• [REQUIREMENTS]:
Give the count of lines in the data that include the string "General", with no added remarks.

[Collection entries]
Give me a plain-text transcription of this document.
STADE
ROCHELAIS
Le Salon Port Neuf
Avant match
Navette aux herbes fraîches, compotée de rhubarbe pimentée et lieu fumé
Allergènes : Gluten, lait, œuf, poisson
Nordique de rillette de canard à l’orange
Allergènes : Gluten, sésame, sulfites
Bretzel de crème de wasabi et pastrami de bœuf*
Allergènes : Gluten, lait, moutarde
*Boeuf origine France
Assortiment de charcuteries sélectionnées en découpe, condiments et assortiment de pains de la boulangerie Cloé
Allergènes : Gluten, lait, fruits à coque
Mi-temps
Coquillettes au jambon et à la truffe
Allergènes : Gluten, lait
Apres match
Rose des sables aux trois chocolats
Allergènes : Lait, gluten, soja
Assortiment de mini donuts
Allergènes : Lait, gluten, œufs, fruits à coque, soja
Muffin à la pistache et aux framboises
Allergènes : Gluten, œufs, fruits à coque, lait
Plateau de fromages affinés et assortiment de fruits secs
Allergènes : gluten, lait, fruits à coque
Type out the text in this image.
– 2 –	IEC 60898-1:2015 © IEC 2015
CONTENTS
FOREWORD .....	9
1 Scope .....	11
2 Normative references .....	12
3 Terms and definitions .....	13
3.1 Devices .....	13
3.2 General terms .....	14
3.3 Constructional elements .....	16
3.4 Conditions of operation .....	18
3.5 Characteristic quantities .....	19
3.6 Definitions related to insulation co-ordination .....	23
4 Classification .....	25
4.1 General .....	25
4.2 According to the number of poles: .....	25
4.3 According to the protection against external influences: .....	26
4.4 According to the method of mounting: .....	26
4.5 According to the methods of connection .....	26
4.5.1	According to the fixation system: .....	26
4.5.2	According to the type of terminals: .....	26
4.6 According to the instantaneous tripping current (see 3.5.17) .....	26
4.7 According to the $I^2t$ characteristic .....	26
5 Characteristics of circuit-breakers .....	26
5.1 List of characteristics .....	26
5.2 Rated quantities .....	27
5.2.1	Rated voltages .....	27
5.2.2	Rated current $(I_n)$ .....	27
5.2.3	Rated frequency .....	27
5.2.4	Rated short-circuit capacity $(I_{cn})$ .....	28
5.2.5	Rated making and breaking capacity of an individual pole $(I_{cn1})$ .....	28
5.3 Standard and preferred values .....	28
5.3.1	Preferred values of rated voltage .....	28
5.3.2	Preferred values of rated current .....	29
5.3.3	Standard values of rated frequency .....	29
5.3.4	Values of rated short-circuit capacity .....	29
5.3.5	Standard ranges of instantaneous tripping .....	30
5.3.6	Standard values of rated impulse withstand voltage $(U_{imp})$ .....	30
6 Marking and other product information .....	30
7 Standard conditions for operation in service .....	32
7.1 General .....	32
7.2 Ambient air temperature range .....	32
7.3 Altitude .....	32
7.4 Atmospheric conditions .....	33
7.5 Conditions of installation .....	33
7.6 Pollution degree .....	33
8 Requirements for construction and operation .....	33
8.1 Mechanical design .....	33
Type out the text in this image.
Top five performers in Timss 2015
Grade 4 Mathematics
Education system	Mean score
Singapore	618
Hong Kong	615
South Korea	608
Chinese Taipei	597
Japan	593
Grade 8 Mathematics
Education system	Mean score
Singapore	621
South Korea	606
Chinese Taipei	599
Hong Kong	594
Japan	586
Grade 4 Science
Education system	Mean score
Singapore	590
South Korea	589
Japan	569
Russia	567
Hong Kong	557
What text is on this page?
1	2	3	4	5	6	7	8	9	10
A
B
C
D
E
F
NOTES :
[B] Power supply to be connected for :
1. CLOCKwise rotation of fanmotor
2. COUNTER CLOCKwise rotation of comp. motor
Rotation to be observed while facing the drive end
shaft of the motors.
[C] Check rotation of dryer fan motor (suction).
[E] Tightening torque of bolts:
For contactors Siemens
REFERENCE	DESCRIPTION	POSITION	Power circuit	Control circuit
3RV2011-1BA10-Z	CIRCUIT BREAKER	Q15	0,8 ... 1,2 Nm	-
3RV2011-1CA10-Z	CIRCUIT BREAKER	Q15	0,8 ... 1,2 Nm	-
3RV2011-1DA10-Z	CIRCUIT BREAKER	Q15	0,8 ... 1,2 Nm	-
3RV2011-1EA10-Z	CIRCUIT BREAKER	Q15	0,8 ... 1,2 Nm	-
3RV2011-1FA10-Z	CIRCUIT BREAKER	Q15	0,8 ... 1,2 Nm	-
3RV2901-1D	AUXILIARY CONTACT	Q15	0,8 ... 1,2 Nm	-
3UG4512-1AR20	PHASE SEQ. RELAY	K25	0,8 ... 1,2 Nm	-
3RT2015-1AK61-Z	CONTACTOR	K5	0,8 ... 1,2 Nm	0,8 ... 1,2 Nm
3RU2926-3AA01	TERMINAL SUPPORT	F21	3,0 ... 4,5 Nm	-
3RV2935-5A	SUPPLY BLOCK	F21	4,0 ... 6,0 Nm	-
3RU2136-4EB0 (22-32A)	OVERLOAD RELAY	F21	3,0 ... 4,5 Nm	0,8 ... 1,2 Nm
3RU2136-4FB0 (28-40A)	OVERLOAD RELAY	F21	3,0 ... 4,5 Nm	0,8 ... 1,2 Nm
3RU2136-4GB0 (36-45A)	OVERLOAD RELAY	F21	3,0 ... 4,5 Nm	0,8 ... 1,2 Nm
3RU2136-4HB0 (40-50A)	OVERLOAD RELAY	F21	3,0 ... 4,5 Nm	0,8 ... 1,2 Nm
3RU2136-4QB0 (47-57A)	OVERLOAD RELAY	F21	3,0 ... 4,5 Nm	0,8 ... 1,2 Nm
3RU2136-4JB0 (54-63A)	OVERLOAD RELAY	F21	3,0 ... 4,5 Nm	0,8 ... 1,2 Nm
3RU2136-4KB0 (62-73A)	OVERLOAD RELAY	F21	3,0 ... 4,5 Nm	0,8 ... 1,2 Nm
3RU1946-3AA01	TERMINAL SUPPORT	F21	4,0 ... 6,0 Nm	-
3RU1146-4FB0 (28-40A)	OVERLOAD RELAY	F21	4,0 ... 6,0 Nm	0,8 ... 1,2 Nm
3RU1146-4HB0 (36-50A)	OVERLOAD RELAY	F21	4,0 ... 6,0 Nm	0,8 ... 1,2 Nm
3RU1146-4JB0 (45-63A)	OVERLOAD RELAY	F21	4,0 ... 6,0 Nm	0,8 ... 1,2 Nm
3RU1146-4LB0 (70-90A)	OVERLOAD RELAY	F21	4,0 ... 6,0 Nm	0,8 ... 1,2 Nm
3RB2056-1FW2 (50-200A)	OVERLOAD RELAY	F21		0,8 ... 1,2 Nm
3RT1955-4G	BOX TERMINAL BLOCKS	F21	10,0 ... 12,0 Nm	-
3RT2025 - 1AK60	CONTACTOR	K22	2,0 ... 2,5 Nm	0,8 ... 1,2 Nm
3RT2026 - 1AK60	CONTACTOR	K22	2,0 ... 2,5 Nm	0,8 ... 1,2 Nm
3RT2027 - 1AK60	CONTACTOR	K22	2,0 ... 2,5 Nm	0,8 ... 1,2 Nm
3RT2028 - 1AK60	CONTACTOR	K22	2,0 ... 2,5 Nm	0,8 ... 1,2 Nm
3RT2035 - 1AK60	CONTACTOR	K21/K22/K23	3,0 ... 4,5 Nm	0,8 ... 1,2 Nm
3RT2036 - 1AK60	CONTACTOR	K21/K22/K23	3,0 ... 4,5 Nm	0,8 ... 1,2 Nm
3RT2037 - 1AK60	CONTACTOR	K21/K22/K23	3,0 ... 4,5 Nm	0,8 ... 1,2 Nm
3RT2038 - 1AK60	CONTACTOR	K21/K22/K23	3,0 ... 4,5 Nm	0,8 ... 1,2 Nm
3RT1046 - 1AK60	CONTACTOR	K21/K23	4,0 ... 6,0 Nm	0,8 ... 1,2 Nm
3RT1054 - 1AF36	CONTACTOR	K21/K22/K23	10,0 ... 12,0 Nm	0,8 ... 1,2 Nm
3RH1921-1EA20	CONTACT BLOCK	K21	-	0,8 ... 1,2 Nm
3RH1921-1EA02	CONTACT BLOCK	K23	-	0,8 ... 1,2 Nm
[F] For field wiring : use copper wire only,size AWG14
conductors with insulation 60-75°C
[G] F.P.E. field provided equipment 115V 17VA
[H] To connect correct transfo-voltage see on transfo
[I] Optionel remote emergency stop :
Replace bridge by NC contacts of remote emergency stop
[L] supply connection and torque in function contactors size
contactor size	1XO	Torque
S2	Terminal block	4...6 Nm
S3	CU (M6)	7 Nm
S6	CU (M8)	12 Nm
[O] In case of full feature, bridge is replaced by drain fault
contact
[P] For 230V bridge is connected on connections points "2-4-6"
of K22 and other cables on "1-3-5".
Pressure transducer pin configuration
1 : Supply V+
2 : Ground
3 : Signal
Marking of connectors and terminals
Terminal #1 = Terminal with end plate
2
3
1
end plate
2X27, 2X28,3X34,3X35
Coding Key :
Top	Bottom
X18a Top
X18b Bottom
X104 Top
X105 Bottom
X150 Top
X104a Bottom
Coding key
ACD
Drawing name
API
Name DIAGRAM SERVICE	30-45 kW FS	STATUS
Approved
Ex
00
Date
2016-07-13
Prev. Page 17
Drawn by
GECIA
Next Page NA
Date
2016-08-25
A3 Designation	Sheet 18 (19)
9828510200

• [PROBLEM SOLUTION]:
3